▶ **GOAL**
Identify and pull out each line of the entries in which "说法不符合题意" occurs.

▶ **INPUT**
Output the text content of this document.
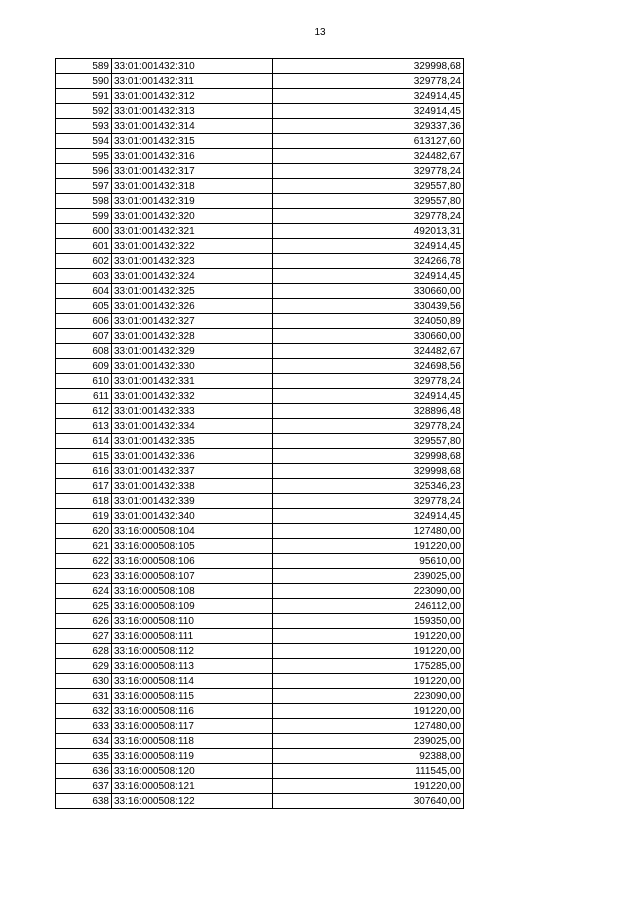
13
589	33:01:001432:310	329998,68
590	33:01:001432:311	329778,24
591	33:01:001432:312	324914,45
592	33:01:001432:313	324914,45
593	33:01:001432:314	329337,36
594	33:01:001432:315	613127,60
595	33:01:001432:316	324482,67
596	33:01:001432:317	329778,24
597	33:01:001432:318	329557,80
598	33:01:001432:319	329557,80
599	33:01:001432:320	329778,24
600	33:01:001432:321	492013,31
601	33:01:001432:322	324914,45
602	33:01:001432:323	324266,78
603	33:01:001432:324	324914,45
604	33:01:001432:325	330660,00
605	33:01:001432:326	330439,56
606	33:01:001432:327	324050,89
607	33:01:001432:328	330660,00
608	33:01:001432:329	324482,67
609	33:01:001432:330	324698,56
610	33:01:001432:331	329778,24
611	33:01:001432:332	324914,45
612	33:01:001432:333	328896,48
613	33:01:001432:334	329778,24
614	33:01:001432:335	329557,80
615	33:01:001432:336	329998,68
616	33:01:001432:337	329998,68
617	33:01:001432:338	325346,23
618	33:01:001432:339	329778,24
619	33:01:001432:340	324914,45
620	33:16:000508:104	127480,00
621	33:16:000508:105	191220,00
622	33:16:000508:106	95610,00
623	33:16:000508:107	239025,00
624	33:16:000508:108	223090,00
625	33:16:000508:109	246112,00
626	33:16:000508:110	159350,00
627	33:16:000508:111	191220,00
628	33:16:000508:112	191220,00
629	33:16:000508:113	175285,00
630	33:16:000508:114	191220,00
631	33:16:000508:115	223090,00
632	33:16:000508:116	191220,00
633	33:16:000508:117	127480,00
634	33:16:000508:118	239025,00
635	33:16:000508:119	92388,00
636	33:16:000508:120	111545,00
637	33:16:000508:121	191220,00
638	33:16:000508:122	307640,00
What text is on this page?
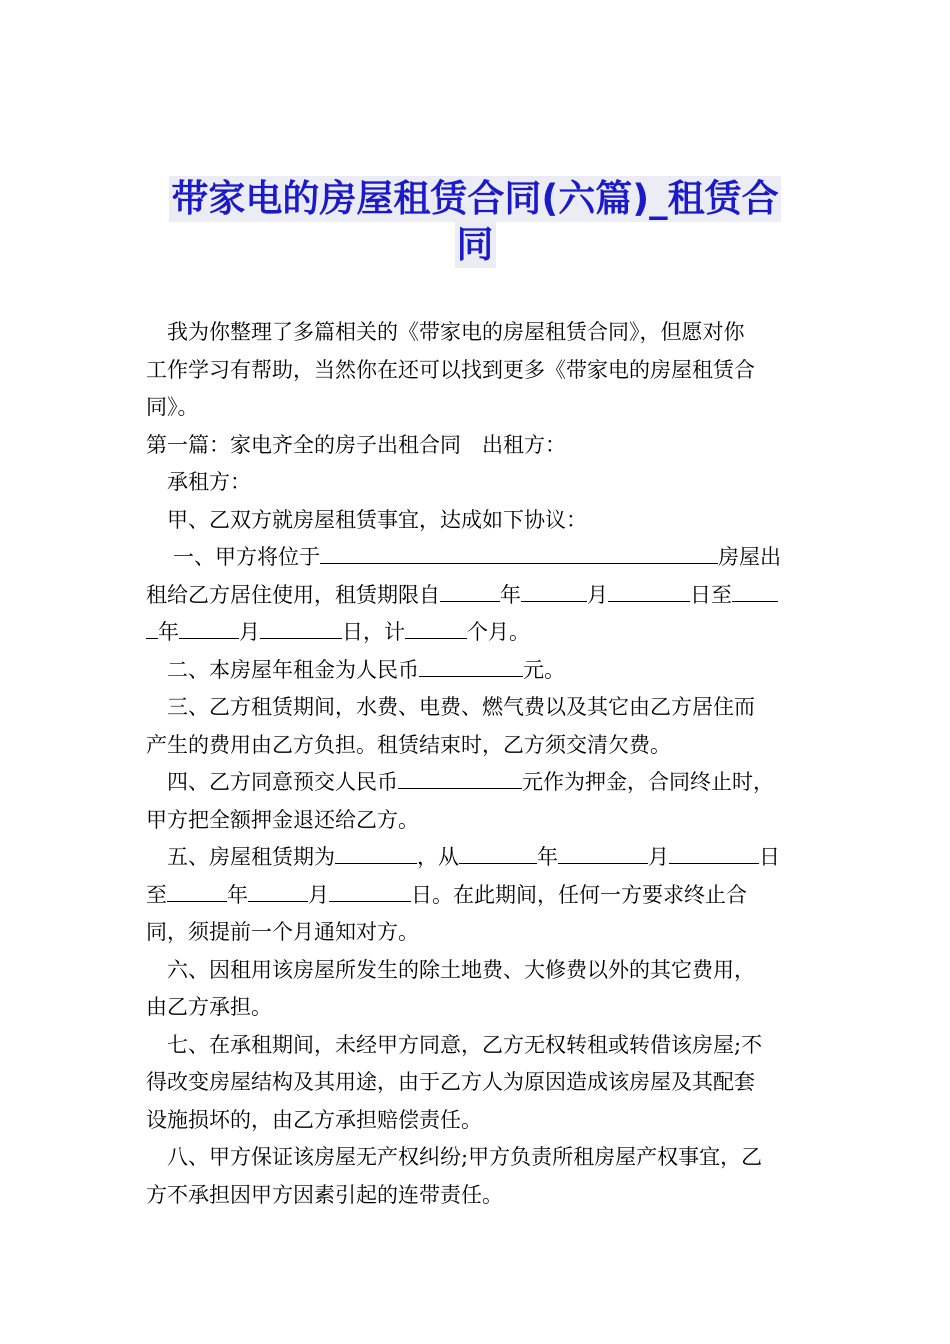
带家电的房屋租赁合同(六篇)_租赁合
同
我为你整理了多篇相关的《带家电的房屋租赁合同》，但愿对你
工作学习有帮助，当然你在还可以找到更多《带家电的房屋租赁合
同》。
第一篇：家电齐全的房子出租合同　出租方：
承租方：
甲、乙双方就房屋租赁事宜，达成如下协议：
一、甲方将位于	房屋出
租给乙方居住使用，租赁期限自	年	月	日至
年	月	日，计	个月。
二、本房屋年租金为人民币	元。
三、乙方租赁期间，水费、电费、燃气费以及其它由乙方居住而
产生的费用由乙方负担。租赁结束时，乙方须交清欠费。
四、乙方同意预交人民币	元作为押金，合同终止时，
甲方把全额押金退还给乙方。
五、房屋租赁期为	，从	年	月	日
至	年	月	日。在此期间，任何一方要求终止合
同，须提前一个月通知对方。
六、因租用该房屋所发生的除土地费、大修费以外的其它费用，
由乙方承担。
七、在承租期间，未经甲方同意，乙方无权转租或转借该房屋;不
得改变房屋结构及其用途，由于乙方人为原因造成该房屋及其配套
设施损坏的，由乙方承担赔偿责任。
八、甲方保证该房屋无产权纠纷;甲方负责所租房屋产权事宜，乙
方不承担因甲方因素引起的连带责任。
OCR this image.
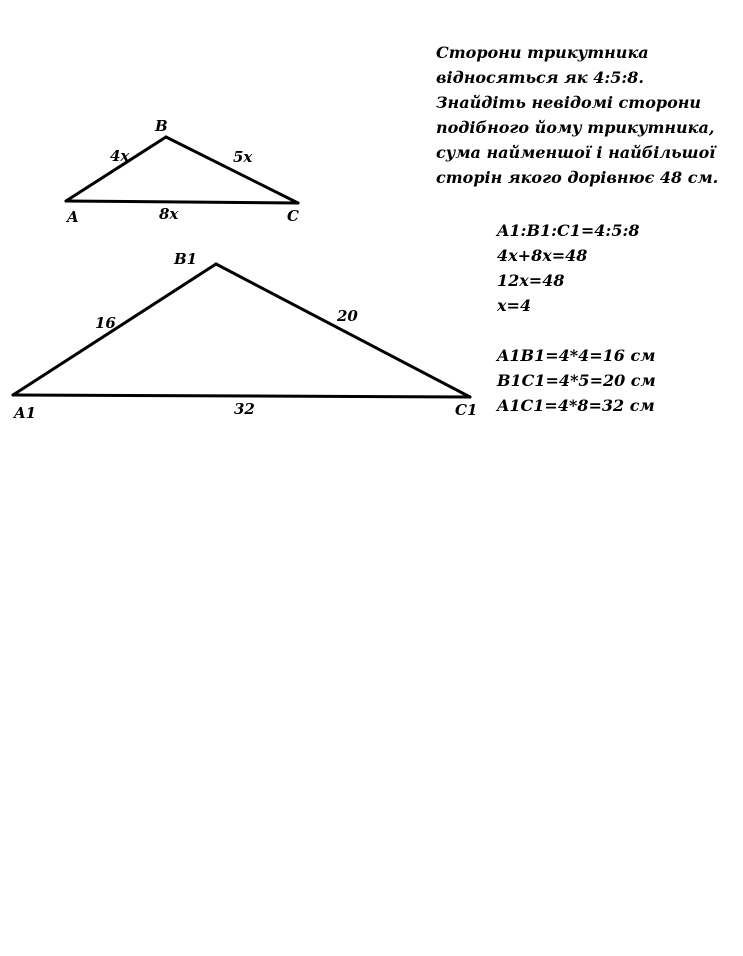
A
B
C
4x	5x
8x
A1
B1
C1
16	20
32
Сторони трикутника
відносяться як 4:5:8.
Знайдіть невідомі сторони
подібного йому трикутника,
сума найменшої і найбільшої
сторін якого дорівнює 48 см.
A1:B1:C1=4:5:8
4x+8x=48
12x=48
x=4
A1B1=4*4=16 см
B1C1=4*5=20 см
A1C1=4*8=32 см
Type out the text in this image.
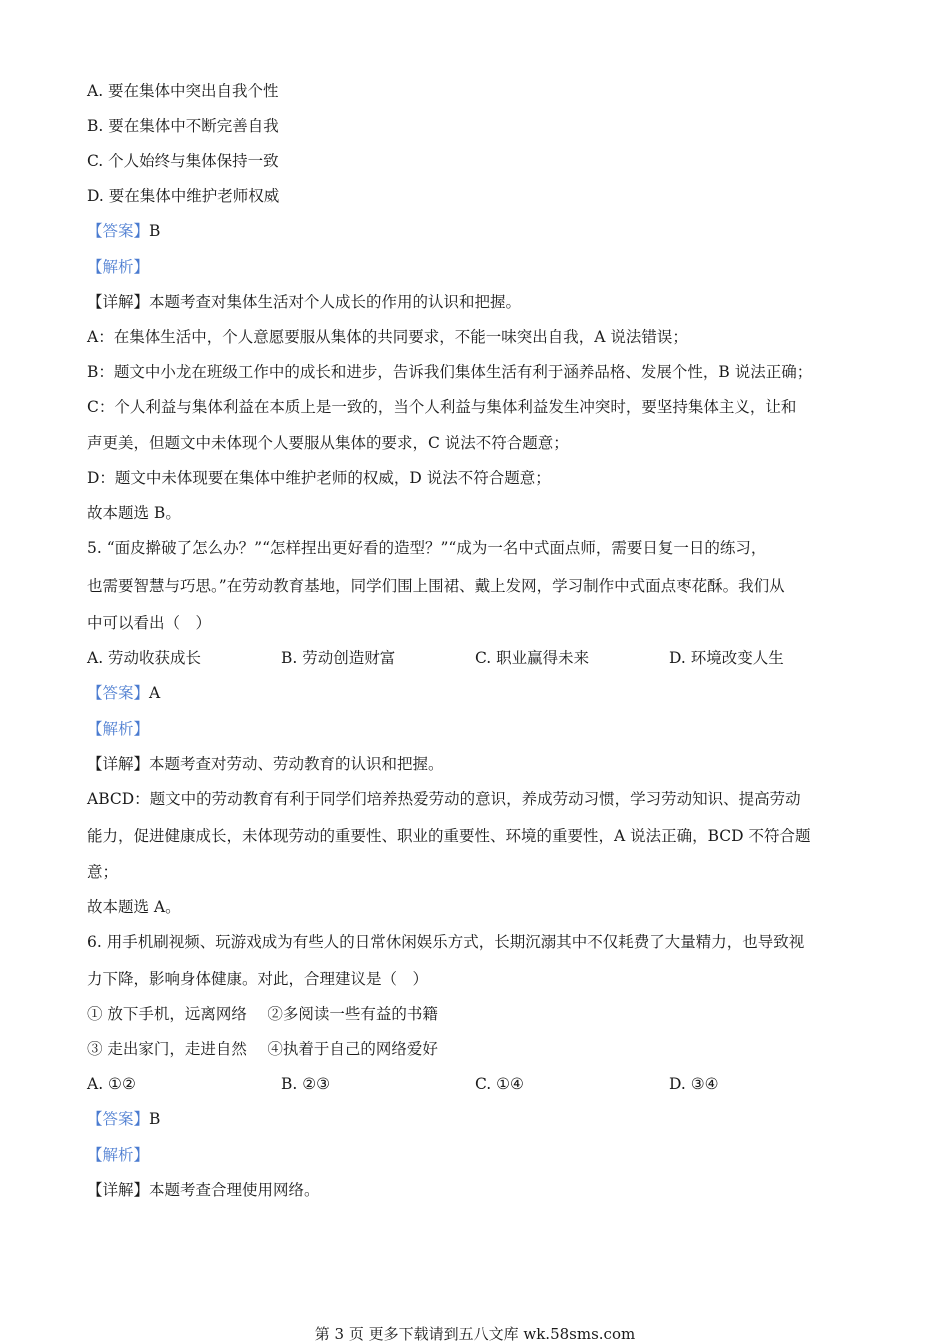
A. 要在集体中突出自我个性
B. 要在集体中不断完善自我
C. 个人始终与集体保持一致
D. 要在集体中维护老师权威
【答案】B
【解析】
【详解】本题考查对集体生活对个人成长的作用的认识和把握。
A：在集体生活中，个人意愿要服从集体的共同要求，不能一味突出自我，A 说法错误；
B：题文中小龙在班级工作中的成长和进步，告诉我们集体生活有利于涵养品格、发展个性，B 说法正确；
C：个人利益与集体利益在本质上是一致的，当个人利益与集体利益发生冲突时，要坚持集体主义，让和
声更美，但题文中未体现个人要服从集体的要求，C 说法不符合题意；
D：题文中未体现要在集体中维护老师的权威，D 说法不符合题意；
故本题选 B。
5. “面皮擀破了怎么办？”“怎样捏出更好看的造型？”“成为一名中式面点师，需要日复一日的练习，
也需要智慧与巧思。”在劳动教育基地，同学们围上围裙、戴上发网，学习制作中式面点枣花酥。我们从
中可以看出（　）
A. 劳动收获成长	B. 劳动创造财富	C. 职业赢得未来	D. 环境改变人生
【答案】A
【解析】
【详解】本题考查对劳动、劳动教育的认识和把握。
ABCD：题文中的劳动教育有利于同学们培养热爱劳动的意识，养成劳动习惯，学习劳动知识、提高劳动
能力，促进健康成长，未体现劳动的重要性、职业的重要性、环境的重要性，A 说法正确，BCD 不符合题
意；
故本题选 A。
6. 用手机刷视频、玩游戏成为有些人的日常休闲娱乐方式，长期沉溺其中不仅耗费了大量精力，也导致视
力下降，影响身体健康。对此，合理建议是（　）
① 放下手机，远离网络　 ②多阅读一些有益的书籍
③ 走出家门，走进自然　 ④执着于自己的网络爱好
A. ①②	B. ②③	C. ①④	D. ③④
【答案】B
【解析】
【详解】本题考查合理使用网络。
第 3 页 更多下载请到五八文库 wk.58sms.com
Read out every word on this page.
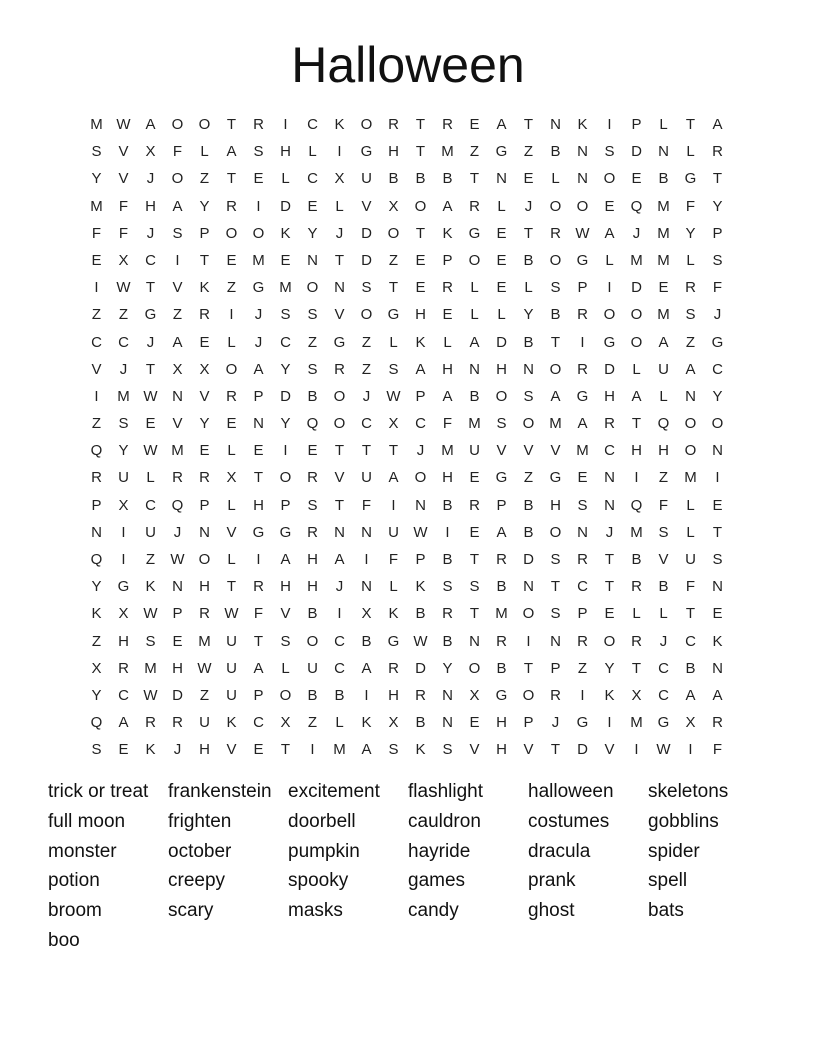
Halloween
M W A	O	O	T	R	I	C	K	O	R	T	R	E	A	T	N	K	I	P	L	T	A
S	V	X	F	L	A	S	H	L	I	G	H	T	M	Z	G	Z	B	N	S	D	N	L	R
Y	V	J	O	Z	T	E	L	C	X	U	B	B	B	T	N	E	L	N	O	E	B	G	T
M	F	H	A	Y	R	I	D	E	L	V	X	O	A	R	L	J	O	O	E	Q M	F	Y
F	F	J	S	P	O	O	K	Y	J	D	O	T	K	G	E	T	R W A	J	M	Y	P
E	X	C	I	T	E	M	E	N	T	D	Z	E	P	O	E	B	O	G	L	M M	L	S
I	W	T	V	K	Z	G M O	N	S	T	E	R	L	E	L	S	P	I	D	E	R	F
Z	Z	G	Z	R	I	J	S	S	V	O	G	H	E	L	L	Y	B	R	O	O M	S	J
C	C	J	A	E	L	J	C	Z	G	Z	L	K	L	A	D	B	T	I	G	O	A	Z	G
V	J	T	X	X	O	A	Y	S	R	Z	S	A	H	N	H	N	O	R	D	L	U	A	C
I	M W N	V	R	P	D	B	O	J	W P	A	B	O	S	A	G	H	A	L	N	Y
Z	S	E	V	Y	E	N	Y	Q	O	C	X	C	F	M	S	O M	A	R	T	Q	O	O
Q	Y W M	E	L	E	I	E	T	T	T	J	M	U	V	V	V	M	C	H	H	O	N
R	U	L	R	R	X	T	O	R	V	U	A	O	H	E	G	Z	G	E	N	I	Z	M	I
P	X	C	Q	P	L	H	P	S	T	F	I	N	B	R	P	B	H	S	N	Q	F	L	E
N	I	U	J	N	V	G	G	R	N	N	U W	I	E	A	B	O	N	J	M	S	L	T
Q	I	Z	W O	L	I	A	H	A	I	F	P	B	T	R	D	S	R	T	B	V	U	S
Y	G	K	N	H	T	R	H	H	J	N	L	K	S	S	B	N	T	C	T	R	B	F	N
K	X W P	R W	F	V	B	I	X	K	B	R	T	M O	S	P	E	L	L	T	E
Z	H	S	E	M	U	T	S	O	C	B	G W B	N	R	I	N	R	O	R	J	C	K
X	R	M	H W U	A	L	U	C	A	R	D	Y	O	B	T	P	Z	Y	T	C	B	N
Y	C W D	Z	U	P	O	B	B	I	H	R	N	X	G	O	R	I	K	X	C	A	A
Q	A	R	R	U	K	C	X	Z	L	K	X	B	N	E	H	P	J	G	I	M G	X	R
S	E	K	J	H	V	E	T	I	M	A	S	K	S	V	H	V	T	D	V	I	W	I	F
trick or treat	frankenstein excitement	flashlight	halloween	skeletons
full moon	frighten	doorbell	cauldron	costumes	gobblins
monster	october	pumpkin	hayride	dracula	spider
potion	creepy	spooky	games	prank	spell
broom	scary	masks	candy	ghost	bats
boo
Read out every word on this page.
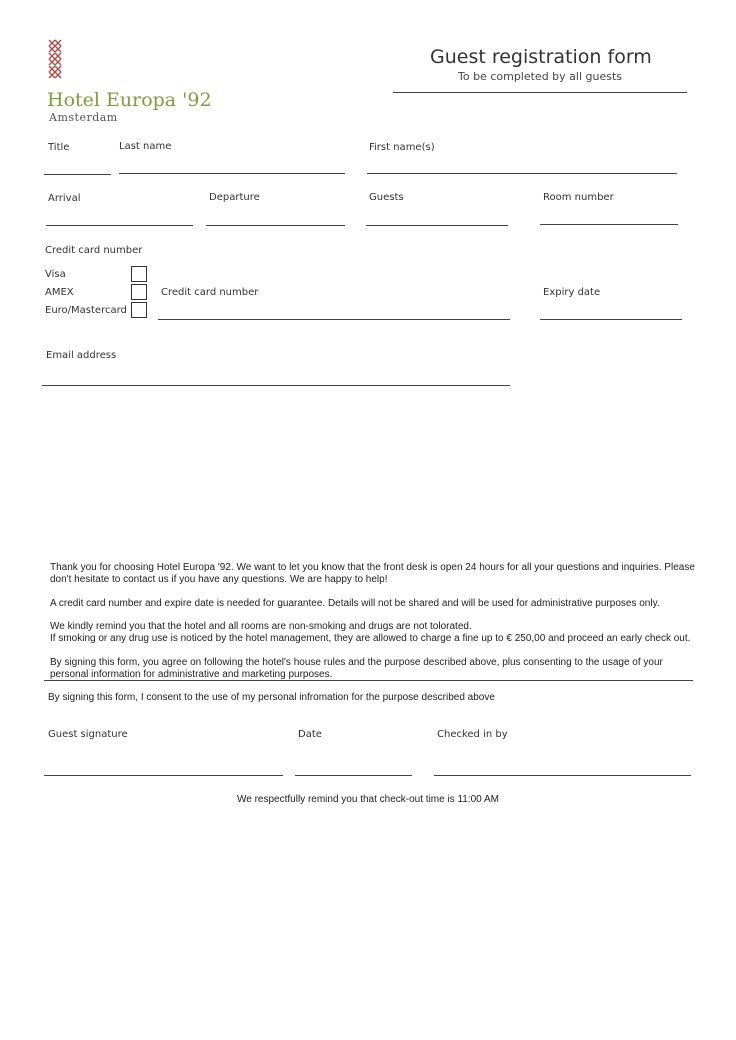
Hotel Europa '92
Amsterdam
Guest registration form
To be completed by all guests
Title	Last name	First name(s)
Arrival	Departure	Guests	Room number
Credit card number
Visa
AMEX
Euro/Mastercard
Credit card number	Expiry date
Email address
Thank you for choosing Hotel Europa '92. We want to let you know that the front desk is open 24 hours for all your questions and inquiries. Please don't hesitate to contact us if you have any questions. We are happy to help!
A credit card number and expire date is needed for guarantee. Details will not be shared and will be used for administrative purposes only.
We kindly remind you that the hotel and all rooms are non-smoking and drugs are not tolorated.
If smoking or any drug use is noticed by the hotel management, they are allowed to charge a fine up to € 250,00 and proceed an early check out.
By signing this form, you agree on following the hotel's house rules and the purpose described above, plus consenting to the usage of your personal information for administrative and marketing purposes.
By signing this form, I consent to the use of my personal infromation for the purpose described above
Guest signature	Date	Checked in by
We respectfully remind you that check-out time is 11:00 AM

▶ **RESPONSE FOR THIS EXERCISE**
声更美，但题文中未体现个人要服从集体的要求，C 说法不符合题意；
D：题文中未体现要在集体中维护老师的权威，D 说法不符合题意；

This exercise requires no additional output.